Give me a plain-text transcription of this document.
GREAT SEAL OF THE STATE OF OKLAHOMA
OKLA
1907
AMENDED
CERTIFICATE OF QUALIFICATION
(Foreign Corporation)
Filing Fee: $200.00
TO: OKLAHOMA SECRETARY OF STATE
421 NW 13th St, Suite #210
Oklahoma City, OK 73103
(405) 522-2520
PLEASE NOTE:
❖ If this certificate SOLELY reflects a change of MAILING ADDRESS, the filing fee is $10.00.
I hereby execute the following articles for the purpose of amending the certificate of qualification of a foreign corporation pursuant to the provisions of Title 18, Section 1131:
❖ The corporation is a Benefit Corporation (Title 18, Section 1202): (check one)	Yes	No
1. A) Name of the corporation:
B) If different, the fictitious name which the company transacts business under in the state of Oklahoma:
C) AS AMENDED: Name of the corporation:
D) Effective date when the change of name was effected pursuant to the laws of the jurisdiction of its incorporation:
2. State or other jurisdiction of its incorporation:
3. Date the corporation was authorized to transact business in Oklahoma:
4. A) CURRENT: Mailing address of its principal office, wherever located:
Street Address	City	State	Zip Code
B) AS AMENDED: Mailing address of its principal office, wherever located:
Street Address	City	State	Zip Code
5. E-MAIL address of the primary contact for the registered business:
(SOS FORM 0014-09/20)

Work to be completed: Please give back all of the records exactly as written.

Exercise result:
Give me a plain-text transcription of this document.
GREAT SEAL OF THE STATE OF OKLAHOMA
OKLA
1907
AMENDED
CERTIFICATE OF QUALIFICATION
(Foreign Corporation)
Filing Fee: $200.00
TO: OKLAHOMA SECRETARY OF STATE
421 NW 13th St, Suite #210
Oklahoma City, OK 73103
(405) 522-2520
PLEASE NOTE:
❖ If this certificate SOLELY reflects a change of MAILING ADDRESS, the filing fee is $10.00.
I hereby execute the following articles for the purpose of amending the certificate of qualification of a foreign corporation pursuant to the provisions of Title 18, Section 1131:
❖ The corporation is a Benefit Corporation (Title 18, Section 1202): (check one)	Yes	No
1. A) Name of the corporation:
B) If different, the fictitious name which the company transacts business under in the state of Oklahoma:
C) AS AMENDED: Name of the corporation:
D) Effective date when the change of name was effected pursuant to the laws of the jurisdiction of its incorporation:
2. State or other jurisdiction of its incorporation:
3. Date the corporation was authorized to transact business in Oklahoma:
4. A) CURRENT: Mailing address of its principal office, wherever located:
Street Address	City	State	Zip Code
B) AS AMENDED: Mailing address of its principal office, wherever located:
Street Address	City	State	Zip Code
5. E-MAIL address of the primary contact for the registered business:
(SOS FORM 0014-09/20)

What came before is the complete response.